- _Texte du document_
^^^^^^^^^^^^^^^^

Bien, les constats ne me posent pas un problème insoluble, ce que vous semblez vouloir dire c‘est que la question de la reddition de compte ou l‘évaluation de la performance des universités pose problème parce qu‘elle est présentement un peu réductrice. Si on se fit aux indicateurs les plus couramment utilisés, axés sur essentiellement les résultats, oui je pense que c‘est vrai, il y a une reddition de compte ou une imputabilité qui, depuis quelques années, est à peu près exclusivement centrée là- dessus, au nom de l‘efficacité et de l‘efficience, comme si l‘université pouvait se réduire exclusivement à cela. Je crois comprendre que vous souhaitez élargir la problématique en tenant compte de la nature de l‘institution, de son histoire, de sa complexité; et je suis d‘accord avec ça. Oui! (Expert 9 p. 1)

C‘est aussi l‘avis d‘Expert 11 (p. 7) qui est d‘accord avec la problématique proposée, il trouve le sujet riche: « Moi je trouve ça très normatif évidemment, mais c’est bien. [...]

Oui c’est riche… oui ». (Expert 11 p. 8)

La problématique, elle dit essentiellement que si on ne prend uniquement que les indicateurs actuels, on se trouve à biaiser en fonction d‘une certaine conception d‘université. C‘est ça que vous dites dans votre problématique, en gros, c‘est qu‘actuellement si on mesure la performance d‘une université avec certains indicateurs, surtout des indicateurs de reddition de compte, ça biaise vers une conception de l‘université. C‘est la problématique de départ. [...] je pense qu‘il faut être plus large? OK. [...] Si moi je perçois cette université, ces universités selon cette étiquette-là, ils sont totalement ça ou une combinaison de un, deux, trois de ces types-

là. Alors on devrait mesurer la performance à l‘aide de ces critères-là. (Expert 11 p. 7)

Par ailleurs, pour Expert 9 (p. 3), on pourrait analyser la problématique comme un déplacement important du noyau central historique de l‘institution vers des éléments plus périphérique (le marché, l‘entreprise, le management moderne) et qui sont en outre perçus par une partie du personnel de l‘institution comme des corps étrangers menaçants.

^^^^^^^^^^^^^^^^

- _Lignes fournies_
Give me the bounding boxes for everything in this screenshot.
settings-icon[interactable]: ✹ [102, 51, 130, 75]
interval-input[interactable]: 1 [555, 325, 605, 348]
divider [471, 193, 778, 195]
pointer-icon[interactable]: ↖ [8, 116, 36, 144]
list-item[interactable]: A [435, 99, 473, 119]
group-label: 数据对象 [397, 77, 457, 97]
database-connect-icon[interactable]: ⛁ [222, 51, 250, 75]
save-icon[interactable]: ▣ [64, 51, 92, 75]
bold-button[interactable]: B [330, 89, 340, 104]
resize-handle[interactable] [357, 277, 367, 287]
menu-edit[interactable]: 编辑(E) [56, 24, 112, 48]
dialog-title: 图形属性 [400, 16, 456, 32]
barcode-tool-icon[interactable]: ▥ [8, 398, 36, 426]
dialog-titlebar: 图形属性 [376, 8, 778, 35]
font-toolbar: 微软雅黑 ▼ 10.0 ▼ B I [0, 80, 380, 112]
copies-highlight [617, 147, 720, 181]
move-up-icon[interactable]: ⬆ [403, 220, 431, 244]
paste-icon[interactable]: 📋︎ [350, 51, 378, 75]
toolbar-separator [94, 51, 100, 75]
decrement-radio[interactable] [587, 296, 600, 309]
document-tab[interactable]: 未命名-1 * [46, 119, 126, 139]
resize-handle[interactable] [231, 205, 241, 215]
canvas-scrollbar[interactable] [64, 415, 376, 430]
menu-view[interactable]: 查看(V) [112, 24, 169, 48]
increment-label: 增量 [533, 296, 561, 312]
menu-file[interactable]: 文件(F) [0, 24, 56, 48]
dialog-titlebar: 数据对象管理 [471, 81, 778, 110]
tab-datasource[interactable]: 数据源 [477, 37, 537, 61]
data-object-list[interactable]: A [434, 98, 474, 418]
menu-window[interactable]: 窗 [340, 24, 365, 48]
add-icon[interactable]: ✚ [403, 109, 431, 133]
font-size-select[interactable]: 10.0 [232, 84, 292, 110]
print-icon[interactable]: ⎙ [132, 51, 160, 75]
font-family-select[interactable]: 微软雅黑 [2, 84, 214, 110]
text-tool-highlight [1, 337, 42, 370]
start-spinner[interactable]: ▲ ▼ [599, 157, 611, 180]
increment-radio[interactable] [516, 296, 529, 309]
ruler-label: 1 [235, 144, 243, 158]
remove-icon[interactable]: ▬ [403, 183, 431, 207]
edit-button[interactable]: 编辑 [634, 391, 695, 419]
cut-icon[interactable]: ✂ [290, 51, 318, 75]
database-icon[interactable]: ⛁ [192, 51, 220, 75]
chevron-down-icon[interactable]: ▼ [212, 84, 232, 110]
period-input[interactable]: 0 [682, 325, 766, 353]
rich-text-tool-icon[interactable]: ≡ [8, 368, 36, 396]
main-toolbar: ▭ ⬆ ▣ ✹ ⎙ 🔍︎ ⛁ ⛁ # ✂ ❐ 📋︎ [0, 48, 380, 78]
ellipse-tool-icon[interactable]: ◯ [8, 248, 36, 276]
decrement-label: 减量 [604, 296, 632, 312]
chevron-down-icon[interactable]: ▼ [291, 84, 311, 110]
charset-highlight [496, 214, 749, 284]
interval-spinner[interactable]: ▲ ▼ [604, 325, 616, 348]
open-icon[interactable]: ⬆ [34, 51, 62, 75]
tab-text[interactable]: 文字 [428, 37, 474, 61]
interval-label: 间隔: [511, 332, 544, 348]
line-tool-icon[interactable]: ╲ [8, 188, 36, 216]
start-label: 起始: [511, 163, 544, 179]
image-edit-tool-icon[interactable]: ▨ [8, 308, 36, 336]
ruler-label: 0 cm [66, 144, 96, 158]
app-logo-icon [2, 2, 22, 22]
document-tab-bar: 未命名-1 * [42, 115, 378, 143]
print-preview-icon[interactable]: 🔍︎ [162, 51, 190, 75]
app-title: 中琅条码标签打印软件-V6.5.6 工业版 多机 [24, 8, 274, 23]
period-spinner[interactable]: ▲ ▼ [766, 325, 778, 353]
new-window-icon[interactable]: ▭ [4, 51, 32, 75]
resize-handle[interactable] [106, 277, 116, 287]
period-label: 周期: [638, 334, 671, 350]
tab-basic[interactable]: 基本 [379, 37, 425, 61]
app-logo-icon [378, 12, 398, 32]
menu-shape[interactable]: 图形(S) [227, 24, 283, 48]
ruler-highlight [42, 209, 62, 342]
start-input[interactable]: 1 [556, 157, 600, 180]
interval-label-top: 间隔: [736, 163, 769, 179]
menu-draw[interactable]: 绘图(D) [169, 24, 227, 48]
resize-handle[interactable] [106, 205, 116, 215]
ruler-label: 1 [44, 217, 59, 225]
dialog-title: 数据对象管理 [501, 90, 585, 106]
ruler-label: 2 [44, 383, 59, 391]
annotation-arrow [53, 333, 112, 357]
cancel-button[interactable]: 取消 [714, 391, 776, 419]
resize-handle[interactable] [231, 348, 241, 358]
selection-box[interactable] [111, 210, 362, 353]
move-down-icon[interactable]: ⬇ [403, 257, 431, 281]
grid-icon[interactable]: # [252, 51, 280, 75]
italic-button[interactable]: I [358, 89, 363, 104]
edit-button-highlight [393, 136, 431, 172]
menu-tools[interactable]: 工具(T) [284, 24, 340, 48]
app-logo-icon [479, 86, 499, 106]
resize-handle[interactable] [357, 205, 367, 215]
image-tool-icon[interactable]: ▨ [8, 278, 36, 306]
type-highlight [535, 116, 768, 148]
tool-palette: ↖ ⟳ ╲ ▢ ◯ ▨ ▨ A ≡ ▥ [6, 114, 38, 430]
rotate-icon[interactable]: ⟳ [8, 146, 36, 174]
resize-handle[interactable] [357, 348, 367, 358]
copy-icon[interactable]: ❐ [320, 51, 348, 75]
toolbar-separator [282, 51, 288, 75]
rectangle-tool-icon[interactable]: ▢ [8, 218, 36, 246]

^^^^^^^^^^^^^^^^

- _Consigne A_
Reprenez mot pour mot le passage du texte sur l'évaluation des universités, de « là. Alors on » à « corps étrangers menaçants. ».
- _Consigne B_
Donnez la suite du texte sur l'évaluation de la performance des universités, après sa dernière phrase.
Les lignes sont un contenu à part, sans rapport avec le texte.

- _Réponse A_
là. Alors on devrait mesurer la performance à l‘aide de ces critères-là. (Expert 11 p. 7)

Par ailleurs, pour Expert 9 (p. 3), on pourrait analyser la problématique comme un déplacement important du noyau central historique de l‘institution vers des éléments plus périphérique (le marché, l‘entreprise, le management moderne) et qui sont en outre perçus par une partie du personnel de l‘institution comme des corps étrangers menaçants.

- _Réponse B_
Vous pourriez analyser la problématique comme signifiant dans certains cas un déplacement de ce qui [...] serait le noyau central, historique de l‘institution… Si il y avait un déplacement vers des éléments plus périphériques et qui sont d‘ailleurs perçus comme menaçants (le marché, l‘entreprise, le management moderne), qui sont perçus comme des corps étrangers par une partie du personnel de l‘institution; donc perçus comme un peu illégitimes parce que c‘est comme si ils venaient grignoter, réduire, coloniser, contaminer le cœur dur de l‘institution. C‘est un peu comme ça qu‘un certain nombre d‘humanistes verraient les choses, ça c‘est certain. (Expert 9 p. 3)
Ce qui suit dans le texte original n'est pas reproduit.